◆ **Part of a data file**
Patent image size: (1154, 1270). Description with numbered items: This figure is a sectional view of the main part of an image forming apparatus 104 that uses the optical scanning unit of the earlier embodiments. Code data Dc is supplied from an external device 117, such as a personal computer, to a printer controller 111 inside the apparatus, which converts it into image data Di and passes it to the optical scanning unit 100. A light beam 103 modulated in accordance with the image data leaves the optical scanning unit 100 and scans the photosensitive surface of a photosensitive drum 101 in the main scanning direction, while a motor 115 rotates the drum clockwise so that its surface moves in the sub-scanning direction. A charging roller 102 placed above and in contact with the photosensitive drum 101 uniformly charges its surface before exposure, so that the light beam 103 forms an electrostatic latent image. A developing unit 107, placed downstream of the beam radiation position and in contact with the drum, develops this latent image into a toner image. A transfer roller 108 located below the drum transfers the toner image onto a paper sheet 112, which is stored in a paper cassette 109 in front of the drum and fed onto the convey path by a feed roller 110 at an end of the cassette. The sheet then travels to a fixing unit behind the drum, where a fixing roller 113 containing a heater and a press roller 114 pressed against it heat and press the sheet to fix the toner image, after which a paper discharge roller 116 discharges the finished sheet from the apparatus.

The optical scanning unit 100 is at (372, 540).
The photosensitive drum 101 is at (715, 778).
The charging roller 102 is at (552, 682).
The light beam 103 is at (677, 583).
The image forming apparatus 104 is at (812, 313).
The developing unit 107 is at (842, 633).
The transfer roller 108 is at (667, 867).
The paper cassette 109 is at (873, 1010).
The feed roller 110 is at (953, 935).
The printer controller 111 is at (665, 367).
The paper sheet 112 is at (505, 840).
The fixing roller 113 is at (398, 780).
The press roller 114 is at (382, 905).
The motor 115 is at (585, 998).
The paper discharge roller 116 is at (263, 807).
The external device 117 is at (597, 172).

◆ **Given request**
Copy every line of the material above without changing a single character.

◆ **The response**
Patent image size: (1154, 1270). Description with numbered items: This figure is a sectional view of the main part of an image forming apparatus 104 that uses the optical scanning unit of the earlier embodiments. Code data Dc is supplied from an external device 117, such as a personal computer, to a printer controller 111 inside the apparatus, which converts it into image data Di and passes it to the optical scanning unit 100. A light beam 103 modulated in accordance with the image data leaves the optical scanning unit 100 and scans the photosensitive surface of a photosensitive drum 101 in the main scanning direction, while a motor 115 rotates the drum clockwise so that its surface moves in the sub-scanning direction. A charging roller 102 placed above and in contact with the photosensitive drum 101 uniformly charges its surface before exposure, so that the light beam 103 forms an electrostatic latent image. A developing unit 107, placed downstream of the beam radiation position and in contact with the drum, develops this latent image into a toner image. A transfer roller 108 located below the drum transfers the toner image onto a paper sheet 112, which is stored in a paper cassette 109 in front of the drum and fed onto the convey path by a feed roller 110 at an end of the cassette. The sheet then travels to a fixing unit behind the drum, where a fixing roller 113 containing a heater and a press roller 114 pressed against it heat and press the sheet to fix the toner image, after which a paper discharge roller 116 discharges the finished sheet from the apparatus.

The optical scanning unit 100 is at (372, 540).
The photosensitive drum 101 is at (715, 778).
The charging roller 102 is at (552, 682).
The light beam 103 is at (677, 583).
The image forming apparatus 104 is at (812, 313).
The developing unit 107 is at (842, 633).
The transfer roller 108 is at (667, 867).
The paper cassette 109 is at (873, 1010).
The feed roller 110 is at (953, 935).
The printer controller 111 is at (665, 367).
The paper sheet 112 is at (505, 840).
The fixing roller 113 is at (398, 780).
The press roller 114 is at (382, 905).
The motor 115 is at (585, 998).
The paper discharge roller 116 is at (263, 807).
The external device 117 is at (597, 172).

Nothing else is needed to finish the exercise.